=== Task input ===
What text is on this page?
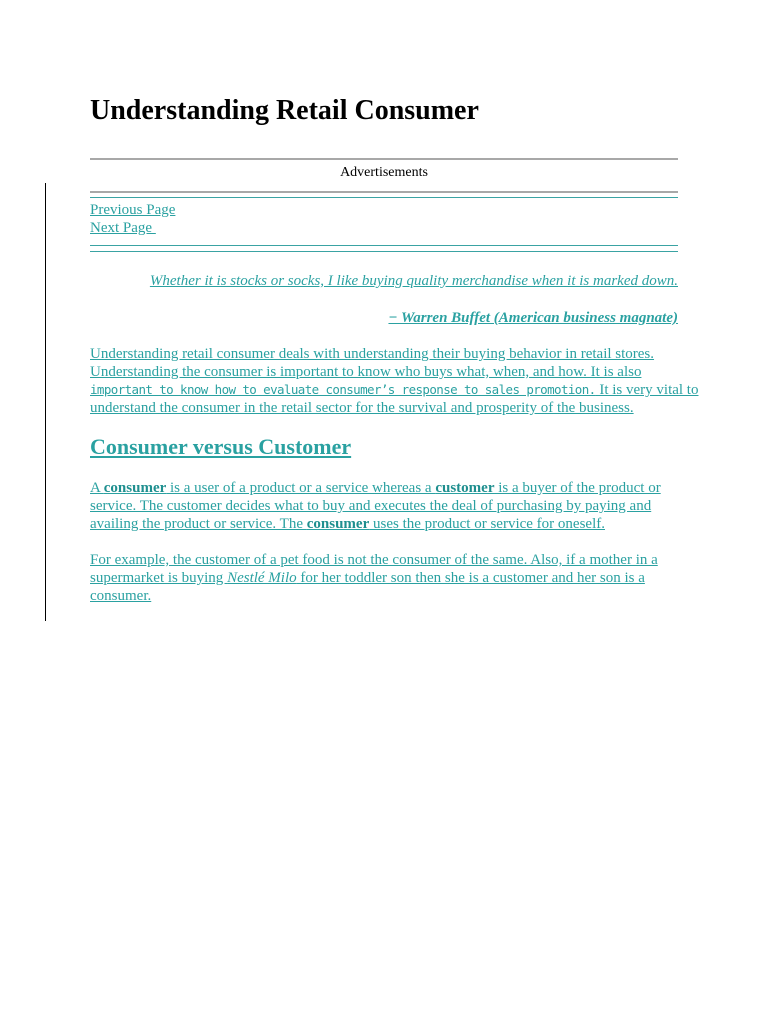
Understanding Retail Consumer
Advertisements
Previous Page
Next Page
Whether it is stocks or socks, I like buying quality merchandise when it is marked down.
− Warren Buffet (American business magnate)
Understanding retail consumer deals with understanding their buying behavior in retail stores.
Understanding the consumer is important to know who buys what, when, and how. It is also
important to know how to evaluate consumer’s response to sales promotion. It is very vital to
understand the consumer in the retail sector for the survival and prosperity of the business.
Consumer versus Customer
A consumer is a user of a product or a service whereas a customer is a buyer of the product or
service. The customer decides what to buy and executes the deal of purchasing by paying and
availing the product or service. The consumer uses the product or service for oneself.
For example, the customer of a pet food is not the consumer of the same. Also, if a mother in a
supermarket is buying Nestlé Milo for her toddler son then she is a customer and her son is a
consumer.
===
__What to do__:
Copy out the listing exactly as it stands, but not the pictures.

__Final result__:
What text is on this page?
Understanding Retail Consumer
Advertisements
Previous Page
Next Page
Whether it is stocks or socks, I like buying quality merchandise when it is marked down.
− Warren Buffet (American business magnate)
Understanding retail consumer deals with understanding their buying behavior in retail stores.
Understanding the consumer is important to know who buys what, when, and how. It is also
important to know how to evaluate consumer’s response to sales promotion. It is very vital to
understand the consumer in the retail sector for the survival and prosperity of the business.
Consumer versus Customer
A consumer is a user of a product or a service whereas a customer is a buyer of the product or
service. The customer decides what to buy and executes the deal of purchasing by paying and
availing the product or service. The consumer uses the product or service for oneself.
For example, the customer of a pet food is not the consumer of the same. Also, if a mother in a
supermarket is buying Nestlé Milo for her toddler son then she is a customer and her son is a
consumer.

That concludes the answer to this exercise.